=== EXERCISE INPUTS ===
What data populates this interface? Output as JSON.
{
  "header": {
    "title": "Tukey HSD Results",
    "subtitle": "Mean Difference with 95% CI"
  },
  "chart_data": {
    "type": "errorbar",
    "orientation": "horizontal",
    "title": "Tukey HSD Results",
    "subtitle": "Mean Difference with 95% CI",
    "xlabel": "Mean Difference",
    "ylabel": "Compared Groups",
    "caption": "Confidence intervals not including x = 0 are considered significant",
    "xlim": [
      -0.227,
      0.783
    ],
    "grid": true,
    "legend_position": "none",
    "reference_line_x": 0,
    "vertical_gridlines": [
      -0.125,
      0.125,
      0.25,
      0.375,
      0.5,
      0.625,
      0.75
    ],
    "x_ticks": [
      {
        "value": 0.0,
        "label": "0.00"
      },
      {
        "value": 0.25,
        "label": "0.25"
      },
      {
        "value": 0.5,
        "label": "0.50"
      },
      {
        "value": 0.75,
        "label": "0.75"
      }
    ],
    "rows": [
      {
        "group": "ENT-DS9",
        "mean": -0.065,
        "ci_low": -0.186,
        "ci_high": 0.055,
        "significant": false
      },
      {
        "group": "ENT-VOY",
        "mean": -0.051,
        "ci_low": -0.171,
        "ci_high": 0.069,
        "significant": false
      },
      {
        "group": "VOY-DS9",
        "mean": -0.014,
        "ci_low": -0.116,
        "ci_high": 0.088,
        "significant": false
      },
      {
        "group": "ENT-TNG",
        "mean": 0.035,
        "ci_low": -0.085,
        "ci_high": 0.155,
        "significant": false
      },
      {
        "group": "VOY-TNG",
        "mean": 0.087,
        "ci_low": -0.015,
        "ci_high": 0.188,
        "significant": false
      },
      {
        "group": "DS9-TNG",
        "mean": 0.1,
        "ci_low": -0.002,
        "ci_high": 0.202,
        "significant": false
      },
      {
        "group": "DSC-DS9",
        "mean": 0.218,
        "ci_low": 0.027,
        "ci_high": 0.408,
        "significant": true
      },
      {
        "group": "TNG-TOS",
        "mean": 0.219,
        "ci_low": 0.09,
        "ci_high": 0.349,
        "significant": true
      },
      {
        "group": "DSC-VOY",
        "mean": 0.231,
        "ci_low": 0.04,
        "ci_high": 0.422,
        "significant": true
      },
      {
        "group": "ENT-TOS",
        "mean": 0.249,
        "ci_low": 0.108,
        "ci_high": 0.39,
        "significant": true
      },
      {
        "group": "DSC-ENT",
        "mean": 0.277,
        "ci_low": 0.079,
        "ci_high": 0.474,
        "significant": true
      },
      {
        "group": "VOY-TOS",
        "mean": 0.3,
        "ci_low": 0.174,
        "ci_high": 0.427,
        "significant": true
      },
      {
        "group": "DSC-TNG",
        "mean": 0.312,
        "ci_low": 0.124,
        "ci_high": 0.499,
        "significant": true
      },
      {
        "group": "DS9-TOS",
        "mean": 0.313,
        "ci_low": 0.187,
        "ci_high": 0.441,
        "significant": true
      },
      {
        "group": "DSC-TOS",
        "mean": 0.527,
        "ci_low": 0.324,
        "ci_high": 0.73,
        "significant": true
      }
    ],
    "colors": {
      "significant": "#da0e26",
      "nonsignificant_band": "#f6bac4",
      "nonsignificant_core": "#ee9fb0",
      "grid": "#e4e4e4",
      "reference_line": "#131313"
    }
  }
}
===
Set down the listing above in full, please, exactly as it appears.

What data populates this interface? Output as JSON.
{
  "header": {
    "title": "Tukey HSD Results",
    "subtitle": "Mean Difference with 95% CI"
  },
  "chart_data": {
    "type": "errorbar",
    "orientation": "horizontal",
    "title": "Tukey HSD Results",
    "subtitle": "Mean Difference with 95% CI",
    "xlabel": "Mean Difference",
    "ylabel": "Compared Groups",
    "caption": "Confidence intervals not including x = 0 are considered significant",
    "xlim": [
      -0.227,
      0.783
    ],
    "grid": true,
    "legend_position": "none",
    "reference_line_x": 0,
    "vertical_gridlines": [
      -0.125,
      0.125,
      0.25,
      0.375,
      0.5,
      0.625,
      0.75
    ],
    "x_ticks": [
      {
        "value": 0.0,
        "label": "0.00"
      },
      {
        "value": 0.25,
        "label": "0.25"
      },
      {
        "value": 0.5,
        "label": "0.50"
      },
      {
        "value": 0.75,
        "label": "0.75"
      }
    ],
    "rows": [
      {
        "group": "ENT-DS9",
        "mean": -0.065,
        "ci_low": -0.186,
        "ci_high": 0.055,
        "significant": false
      },
      {
        "group": "ENT-VOY",
        "mean": -0.051,
        "ci_low": -0.171,
        "ci_high": 0.069,
        "significant": false
      },
      {
        "group": "VOY-DS9",
        "mean": -0.014,
        "ci_low": -0.116,
        "ci_high": 0.088,
        "significant": false
      },
      {
        "group": "ENT-TNG",
        "mean": 0.035,
        "ci_low": -0.085,
        "ci_high": 0.155,
        "significant": false
      },
      {
        "group": "VOY-TNG",
        "mean": 0.087,
        "ci_low": -0.015,
        "ci_high": 0.188,
        "significant": false
      },
      {
        "group": "DS9-TNG",
        "mean": 0.1,
        "ci_low": -0.002,
        "ci_high": 0.202,
        "significant": false
      },
      {
        "group": "DSC-DS9",
        "mean": 0.218,
        "ci_low": 0.027,
        "ci_high": 0.408,
        "significant": true
      },
      {
        "group": "TNG-TOS",
        "mean": 0.219,
        "ci_low": 0.09,
        "ci_high": 0.349,
        "significant": true
      },
      {
        "group": "DSC-VOY",
        "mean": 0.231,
        "ci_low": 0.04,
        "ci_high": 0.422,
        "significant": true
      },
      {
        "group": "ENT-TOS",
        "mean": 0.249,
        "ci_low": 0.108,
        "ci_high": 0.39,
        "significant": true
      },
      {
        "group": "DSC-ENT",
        "mean": 0.277,
        "ci_low": 0.079,
        "ci_high": 0.474,
        "significant": true
      },
      {
        "group": "VOY-TOS",
        "mean": 0.3,
        "ci_low": 0.174,
        "ci_high": 0.427,
        "significant": true
      },
      {
        "group": "DSC-TNG",
        "mean": 0.312,
        "ci_low": 0.124,
        "ci_high": 0.499,
        "significant": true
      },
      {
        "group": "DS9-TOS",
        "mean": 0.313,
        "ci_low": 0.187,
        "ci_high": 0.441,
        "significant": true
      },
      {
        "group": "DSC-TOS",
        "mean": 0.527,
        "ci_low": 0.324,
        "ci_high": 0.73,
        "significant": true
      }
    ],
    "colors": {
      "significant": "#da0e26",
      "nonsignificant_band": "#f6bac4",
      "nonsignificant_core": "#ee9fb0",
      "grid": "#e4e4e4",
      "reference_line": "#131313"
    }
  }
}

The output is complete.